• Stored records:
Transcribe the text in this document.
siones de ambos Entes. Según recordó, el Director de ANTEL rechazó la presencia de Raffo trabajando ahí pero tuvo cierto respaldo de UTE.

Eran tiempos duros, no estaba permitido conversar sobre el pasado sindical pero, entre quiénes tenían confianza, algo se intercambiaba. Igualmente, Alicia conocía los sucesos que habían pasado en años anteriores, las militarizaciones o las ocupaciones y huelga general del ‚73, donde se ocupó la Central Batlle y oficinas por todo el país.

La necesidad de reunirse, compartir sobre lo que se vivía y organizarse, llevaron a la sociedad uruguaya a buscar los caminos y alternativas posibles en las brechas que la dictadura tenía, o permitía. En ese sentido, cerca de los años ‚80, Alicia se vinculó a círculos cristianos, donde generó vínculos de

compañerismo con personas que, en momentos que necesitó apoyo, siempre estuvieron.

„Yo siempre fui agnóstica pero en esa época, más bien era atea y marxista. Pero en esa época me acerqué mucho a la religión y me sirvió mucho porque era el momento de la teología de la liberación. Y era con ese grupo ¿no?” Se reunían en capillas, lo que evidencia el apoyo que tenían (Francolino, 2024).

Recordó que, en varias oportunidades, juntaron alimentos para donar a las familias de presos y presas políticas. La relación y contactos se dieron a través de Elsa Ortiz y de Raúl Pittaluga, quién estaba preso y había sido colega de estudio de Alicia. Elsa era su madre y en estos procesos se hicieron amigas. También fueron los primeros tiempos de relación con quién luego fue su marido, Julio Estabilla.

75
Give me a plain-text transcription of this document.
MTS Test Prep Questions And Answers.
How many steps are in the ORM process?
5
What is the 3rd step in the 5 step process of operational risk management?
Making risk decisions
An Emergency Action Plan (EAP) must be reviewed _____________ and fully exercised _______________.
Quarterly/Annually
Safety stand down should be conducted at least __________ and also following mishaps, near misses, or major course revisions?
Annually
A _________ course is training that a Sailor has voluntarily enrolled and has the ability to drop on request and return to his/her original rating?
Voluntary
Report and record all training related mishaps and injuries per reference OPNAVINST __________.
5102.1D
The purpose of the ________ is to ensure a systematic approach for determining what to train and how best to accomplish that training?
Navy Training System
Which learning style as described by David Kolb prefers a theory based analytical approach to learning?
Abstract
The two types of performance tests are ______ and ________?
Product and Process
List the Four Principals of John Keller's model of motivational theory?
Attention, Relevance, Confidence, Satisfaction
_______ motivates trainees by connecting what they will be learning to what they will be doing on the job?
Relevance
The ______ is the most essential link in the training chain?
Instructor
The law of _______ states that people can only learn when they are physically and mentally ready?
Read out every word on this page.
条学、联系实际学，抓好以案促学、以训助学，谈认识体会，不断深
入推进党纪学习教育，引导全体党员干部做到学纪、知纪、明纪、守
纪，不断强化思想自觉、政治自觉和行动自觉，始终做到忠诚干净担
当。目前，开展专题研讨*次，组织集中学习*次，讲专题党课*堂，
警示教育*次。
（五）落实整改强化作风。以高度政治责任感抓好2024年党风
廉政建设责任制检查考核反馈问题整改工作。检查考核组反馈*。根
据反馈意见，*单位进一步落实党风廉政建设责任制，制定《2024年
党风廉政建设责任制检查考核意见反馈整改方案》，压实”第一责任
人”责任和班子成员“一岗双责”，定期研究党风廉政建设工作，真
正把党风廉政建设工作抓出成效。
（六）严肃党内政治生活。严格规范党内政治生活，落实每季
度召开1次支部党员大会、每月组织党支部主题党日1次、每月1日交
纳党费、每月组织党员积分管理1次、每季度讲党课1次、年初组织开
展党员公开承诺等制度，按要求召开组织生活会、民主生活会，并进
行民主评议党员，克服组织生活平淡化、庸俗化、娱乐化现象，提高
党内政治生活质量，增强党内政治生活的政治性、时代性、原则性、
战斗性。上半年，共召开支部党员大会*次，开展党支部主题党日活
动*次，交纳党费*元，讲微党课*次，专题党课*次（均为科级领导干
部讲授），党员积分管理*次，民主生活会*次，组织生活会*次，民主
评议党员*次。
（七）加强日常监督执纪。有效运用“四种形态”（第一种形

• Description of the task:
Please reproduce the entire listing, exactly as shown.

• The output:
Transcribe the text in this document.
siones de ambos Entes. Según recordó, el Director de ANTEL rechazó la presencia de Raffo trabajando ahí pero tuvo cierto respaldo de UTE.

Eran tiempos duros, no estaba permitido conversar sobre el pasado sindical pero, entre quiénes tenían confianza, algo se intercambiaba. Igualmente, Alicia conocía los sucesos que habían pasado en años anteriores, las militarizaciones o las ocupaciones y huelga general del ‚73, donde se ocupó la Central Batlle y oficinas por todo el país.

La necesidad de reunirse, compartir sobre lo que se vivía y organizarse, llevaron a la sociedad uruguaya a buscar los caminos y alternativas posibles en las brechas que la dictadura tenía, o permitía. En ese sentido, cerca de los años ‚80, Alicia se vinculó a círculos cristianos, donde generó vínculos de

compañerismo con personas que, en momentos que necesitó apoyo, siempre estuvieron.

„Yo siempre fui agnóstica pero en esa época, más bien era atea y marxista. Pero en esa época me acerqué mucho a la religión y me sirvió mucho porque era el momento de la teología de la liberación. Y era con ese grupo ¿no?” Se reunían en capillas, lo que evidencia el apoyo que tenían (Francolino, 2024).

Recordó que, en varias oportunidades, juntaron alimentos para donar a las familias de presos y presas políticas. La relación y contactos se dieron a través de Elsa Ortiz y de Raúl Pittaluga, quién estaba preso y había sido colega de estudio de Alicia. Elsa era su madre y en estos procesos se hicieron amigas. También fueron los primeros tiempos de relación con quién luego fue su marido, Julio Estabilla.

75
Give me a plain-text transcription of this document.
MTS Test Prep Questions And Answers.
How many steps are in the ORM process?
5
What is the 3rd step in the 5 step process of operational risk management?
Making risk decisions
An Emergency Action Plan (EAP) must be reviewed _____________ and fully exercised _______________.
Quarterly/Annually
Safety stand down should be conducted at least __________ and also following mishaps, near misses, or major course revisions?
Annually
A _________ course is training that a Sailor has voluntarily enrolled and has the ability to drop on request and return to his/her original rating?
Voluntary
Report and record all training related mishaps and injuries per reference OPNAVINST __________.
5102.1D
The purpose of the ________ is to ensure a systematic approach for determining what to train and how best to accomplish that training?
Navy Training System
Which learning style as described by David Kolb prefers a theory based analytical approach to learning?
Abstract
The two types of performance tests are ______ and ________?
Product and Process
List the Four Principals of John Keller's model of motivational theory?
Attention, Relevance, Confidence, Satisfaction
_______ motivates trainees by connecting what they will be learning to what they will be doing on the job?
Relevance
The ______ is the most essential link in the training chain?
Instructor
The law of _______ states that people can only learn when they are physically and mentally ready?
Read out every word on this page.
条学、联系实际学，抓好以案促学、以训助学，谈认识体会，不断深
入推进党纪学习教育，引导全体党员干部做到学纪、知纪、明纪、守
纪，不断强化思想自觉、政治自觉和行动自觉，始终做到忠诚干净担
当。目前，开展专题研讨*次，组织集中学习*次，讲专题党课*堂，
警示教育*次。
（五）落实整改强化作风。以高度政治责任感抓好2024年党风
廉政建设责任制检查考核反馈问题整改工作。检查考核组反馈*。根
据反馈意见，*单位进一步落实党风廉政建设责任制，制定《2024年
党风廉政建设责任制检查考核意见反馈整改方案》，压实”第一责任
人”责任和班子成员“一岗双责”，定期研究党风廉政建设工作，真
正把党风廉政建设工作抓出成效。
（六）严肃党内政治生活。严格规范党内政治生活，落实每季
度召开1次支部党员大会、每月组织党支部主题党日1次、每月1日交
纳党费、每月组织党员积分管理1次、每季度讲党课1次、年初组织开
展党员公开承诺等制度，按要求召开组织生活会、民主生活会，并进
行民主评议党员，克服组织生活平淡化、庸俗化、娱乐化现象，提高
党内政治生活质量，增强党内政治生活的政治性、时代性、原则性、
战斗性。上半年，共召开支部党员大会*次，开展党支部主题党日活
动*次，交纳党费*元，讲微党课*次，专题党课*次（均为科级领导干
部讲授），党员积分管理*次，民主生活会*次，组织生活会*次，民主
评议党员*次。
（七）加强日常监督执纪。有效运用“四种形态”（第一种形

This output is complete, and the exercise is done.